With the pictures omitted, write out the entries that follow exactly as they stand.
begin
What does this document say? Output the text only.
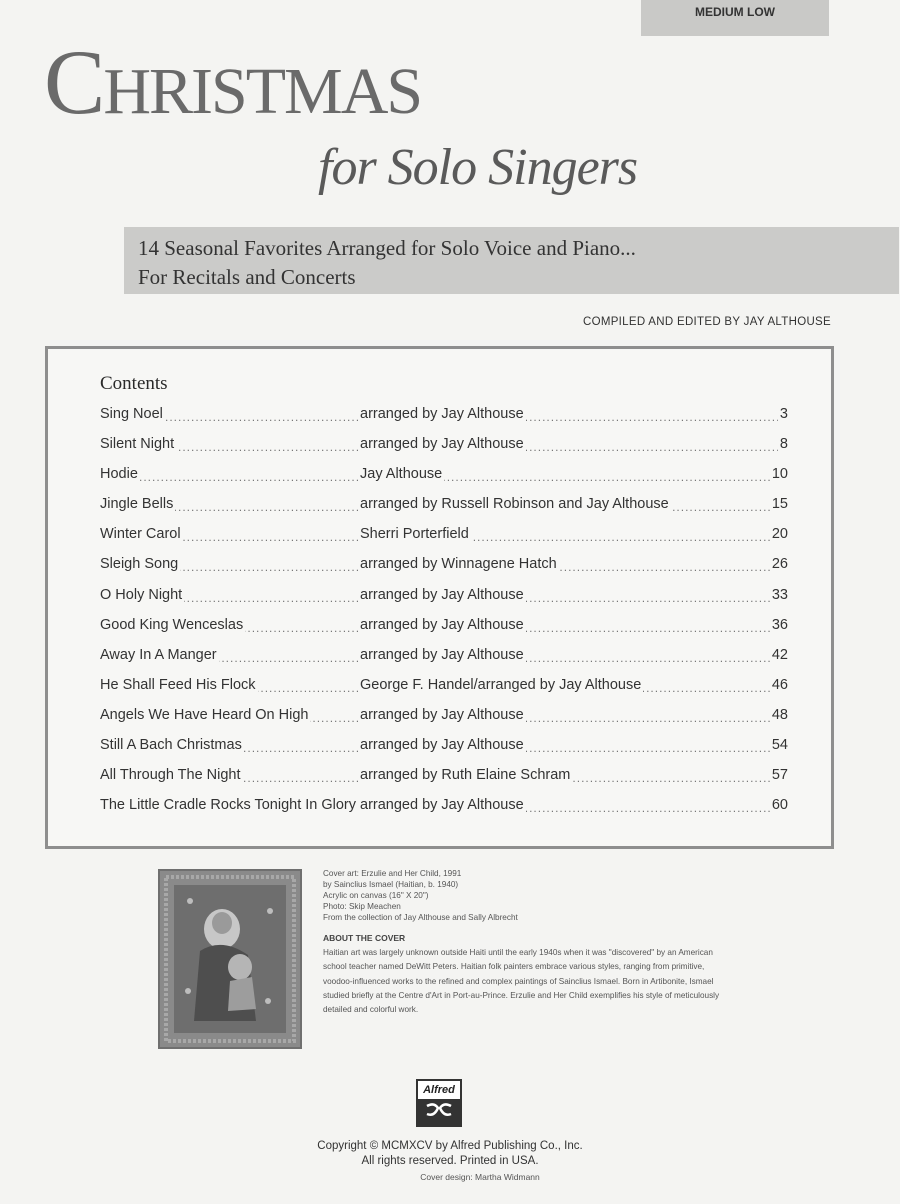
MEDIUM LOW
CHRISTMAS
for Solo Singers
14 Seasonal Favorites Arranged for Solo Voice and Piano...
For Recitals and Concerts
COMPILED AND EDITED BY JAY ALTHOUSE
Contents
Sing Noel	arranged by Jay Althouse	3
Silent Night	arranged by Jay Althouse	8
Hodie	Jay Althouse	10
Jingle Bells	arranged by Russell Robinson and Jay Althouse	15
Winter Carol	Sherri Porterfield	20
Sleigh Song	arranged by Winnagene Hatch	26
O Holy Night	arranged by Jay Althouse	33
Good King Wenceslas	arranged by Jay Althouse	36
Away In A Manger	arranged by Jay Althouse	42
He Shall Feed His Flock	George F. Handel/arranged by Jay Althouse	46
Angels We Have Heard On High	arranged by Jay Althouse	48
Still A Bach Christmas	arranged by Jay Althouse	54
All Through The Night	arranged by Ruth Elaine Schram	57
The Little Cradle Rocks Tonight In Glory arranged by Jay Althouse	60
Cover art: Erzulie and Her Child, 1991
by Sainclius Ismael (Haitian, b. 1940)
Acrylic on canvas (16" X 20")
Photo: Skip Meachen
From the collection of Jay Althouse and Sally Albrecht
ABOUT THE COVER
Haitian art was largely unknown outside Haiti until the early 1940s when it was "discovered" by an American school teacher named DeWitt Peters. Haitian folk painters embrace various styles, ranging from primitive, voodoo-influenced works to the refined and complex paintings of Sainclius Ismael. Born in Artibonite, Ismael studied briefly at the Centre d'Art in Port-au-Prince. Erzulie and Her Child exemplifies his style of meticulously detailed and colorful work.
Alfred
Copyright © MCMXCV by Alfred Publishing Co., Inc.
All rights reserved. Printed in USA.
Cover design: Martha Widmann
end
_Result of this exercise_
What does this document say? Output the text only.
MEDIUM LOW
CHRISTMAS
for Solo Singers
14 Seasonal Favorites Arranged for Solo Voice and Piano...
For Recitals and Concerts
COMPILED AND EDITED BY JAY ALTHOUSE
Contents
Sing Noel	arranged by Jay Althouse	3
Silent Night	arranged by Jay Althouse	8
Hodie	Jay Althouse	10
Jingle Bells	arranged by Russell Robinson and Jay Althouse	15
Winter Carol	Sherri Porterfield	20
Sleigh Song	arranged by Winnagene Hatch	26
O Holy Night	arranged by Jay Althouse	33
Good King Wenceslas	arranged by Jay Althouse	36
Away In A Manger	arranged by Jay Althouse	42
He Shall Feed His Flock	George F. Handel/arranged by Jay Althouse	46
Angels We Have Heard On High	arranged by Jay Althouse	48
Still A Bach Christmas	arranged by Jay Althouse	54
All Through The Night	arranged by Ruth Elaine Schram	57
The Little Cradle Rocks Tonight In Glory arranged by Jay Althouse	60
Cover art: Erzulie and Her Child, 1991
by Sainclius Ismael (Haitian, b. 1940)
Acrylic on canvas (16" X 20")
Photo: Skip Meachen
From the collection of Jay Althouse and Sally Albrecht
ABOUT THE COVER
Haitian art was largely unknown outside Haiti until the early 1940s when it was "discovered" by an American school teacher named DeWitt Peters. Haitian folk painters embrace various styles, ranging from primitive, voodoo-influenced works to the refined and complex paintings of Sainclius Ismael. Born in Artibonite, Ismael studied briefly at the Centre d'Art in Port-au-Prince. Erzulie and Her Child exemplifies his style of meticulously detailed and colorful work.
Alfred
Copyright © MCMXCV by Alfred Publishing Co., Inc.
All rights reserved. Printed in USA.
Cover design: Martha Widmann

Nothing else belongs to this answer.